◆ Short problem
Leave the pictures out, and output exactly the lines from the one containing "Extract the structured" through the one containing "Convert this screenshot".

[BEGIN Listing]

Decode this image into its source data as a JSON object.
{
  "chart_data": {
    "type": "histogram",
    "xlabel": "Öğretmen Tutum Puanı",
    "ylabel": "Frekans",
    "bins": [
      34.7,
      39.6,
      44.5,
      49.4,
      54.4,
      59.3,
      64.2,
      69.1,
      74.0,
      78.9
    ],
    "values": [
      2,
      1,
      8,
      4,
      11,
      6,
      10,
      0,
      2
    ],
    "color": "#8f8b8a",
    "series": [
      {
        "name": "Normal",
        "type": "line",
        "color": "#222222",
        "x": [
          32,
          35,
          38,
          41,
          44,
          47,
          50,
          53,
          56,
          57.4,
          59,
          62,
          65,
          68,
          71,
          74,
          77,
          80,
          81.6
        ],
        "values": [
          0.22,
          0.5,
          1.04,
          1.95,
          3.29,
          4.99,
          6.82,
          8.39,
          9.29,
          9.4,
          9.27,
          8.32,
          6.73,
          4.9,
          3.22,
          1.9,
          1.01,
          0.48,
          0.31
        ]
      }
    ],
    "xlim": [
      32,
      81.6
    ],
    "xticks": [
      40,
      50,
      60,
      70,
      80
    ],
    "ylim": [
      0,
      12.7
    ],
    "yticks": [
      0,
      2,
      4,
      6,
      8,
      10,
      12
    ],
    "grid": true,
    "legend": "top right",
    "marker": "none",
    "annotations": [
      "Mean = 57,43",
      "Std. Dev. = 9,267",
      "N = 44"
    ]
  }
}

[END Listing]
[BEGIN Listing]

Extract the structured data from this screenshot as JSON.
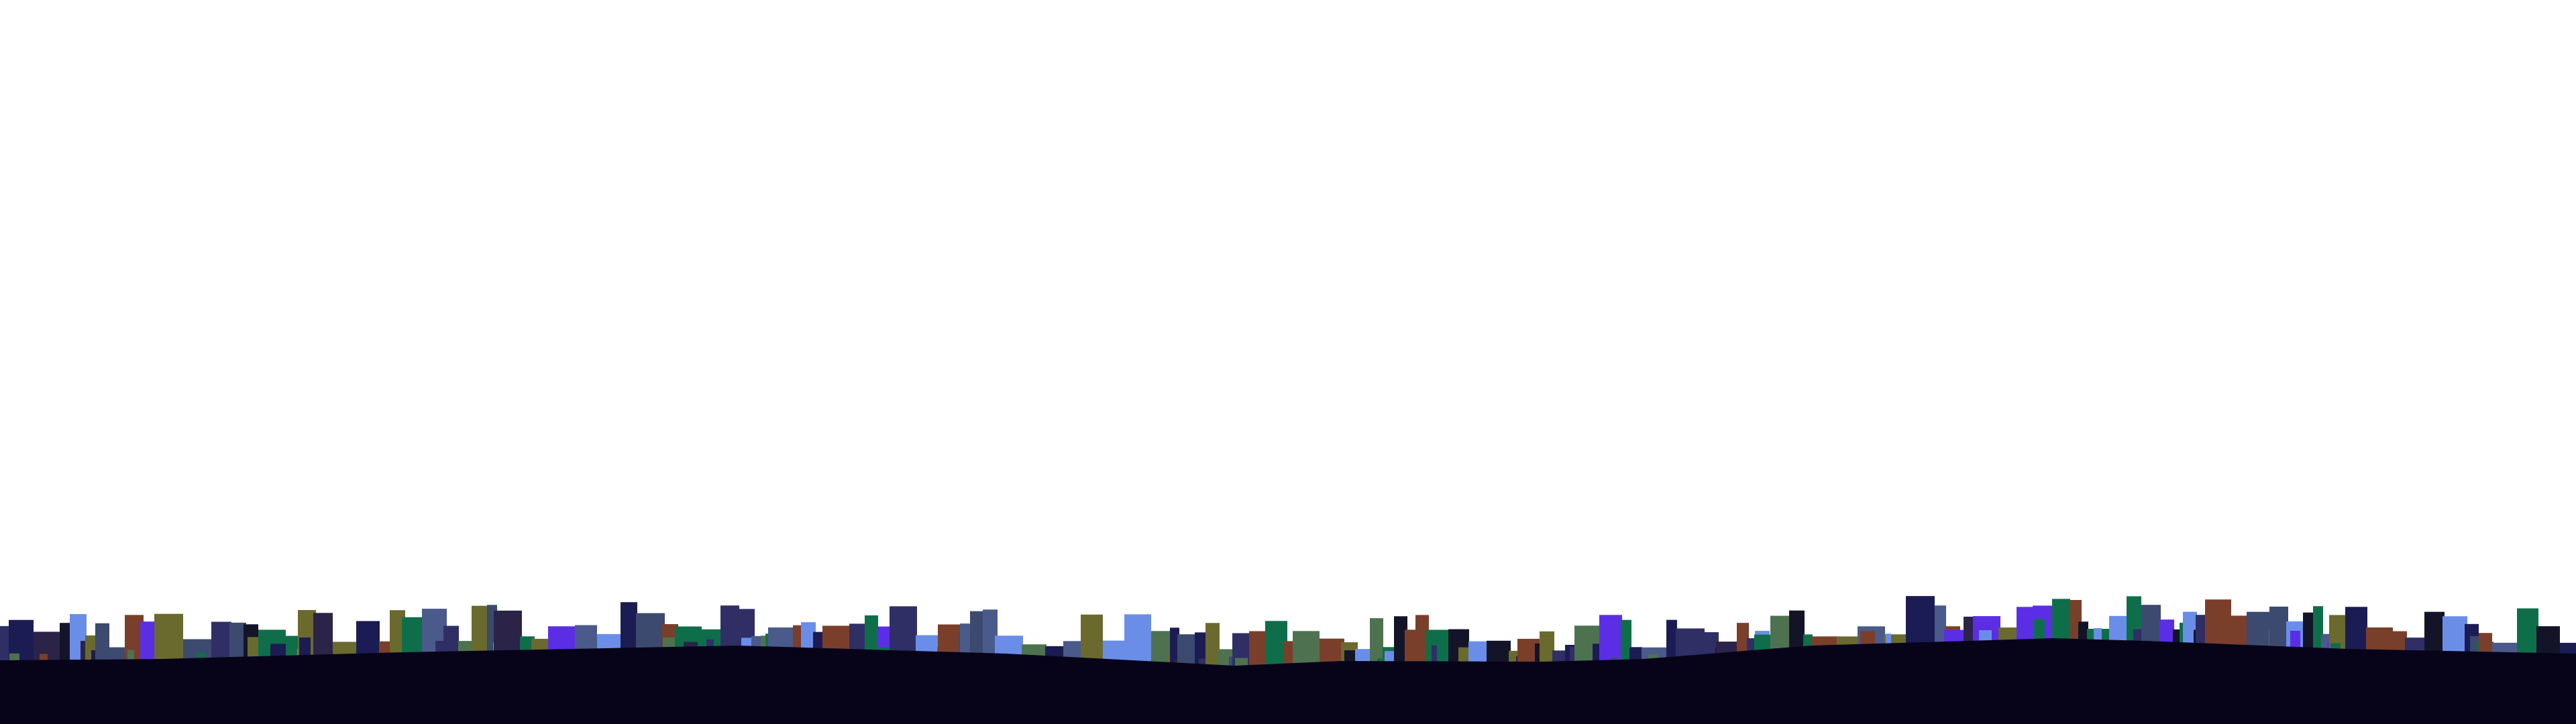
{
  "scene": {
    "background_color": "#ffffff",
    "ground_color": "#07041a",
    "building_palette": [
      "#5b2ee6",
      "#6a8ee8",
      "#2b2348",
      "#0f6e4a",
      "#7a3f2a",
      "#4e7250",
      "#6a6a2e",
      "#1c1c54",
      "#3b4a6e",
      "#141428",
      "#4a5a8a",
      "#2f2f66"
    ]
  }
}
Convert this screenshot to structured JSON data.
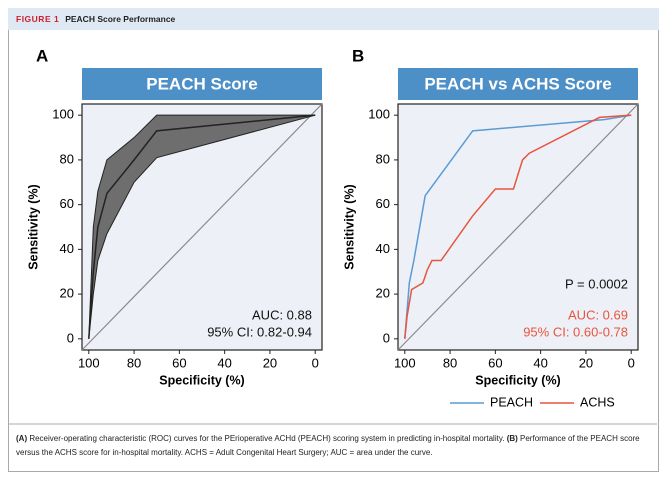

[END Listing]

◆ Exercise solution
Extract the structured data from this screenshot as JSON.
{
  "scene": {
    "background_color": "#ffffff",
    "ground_color": "#07041a",
    "building_palette": [
      "#5b2ee6",
      "#6a8ee8",
      "#2b2348",
      "#0f6e4a",
      "#7a3f2a",
      "#4e7250",
      "#6a6a2e",
      "#1c1c54",
      "#3b4a6e",
      "#141428",
      "#4a5a8a",
      "#2f2f66"
    ]
  }
}
Convert this screenshot to structured JSON data.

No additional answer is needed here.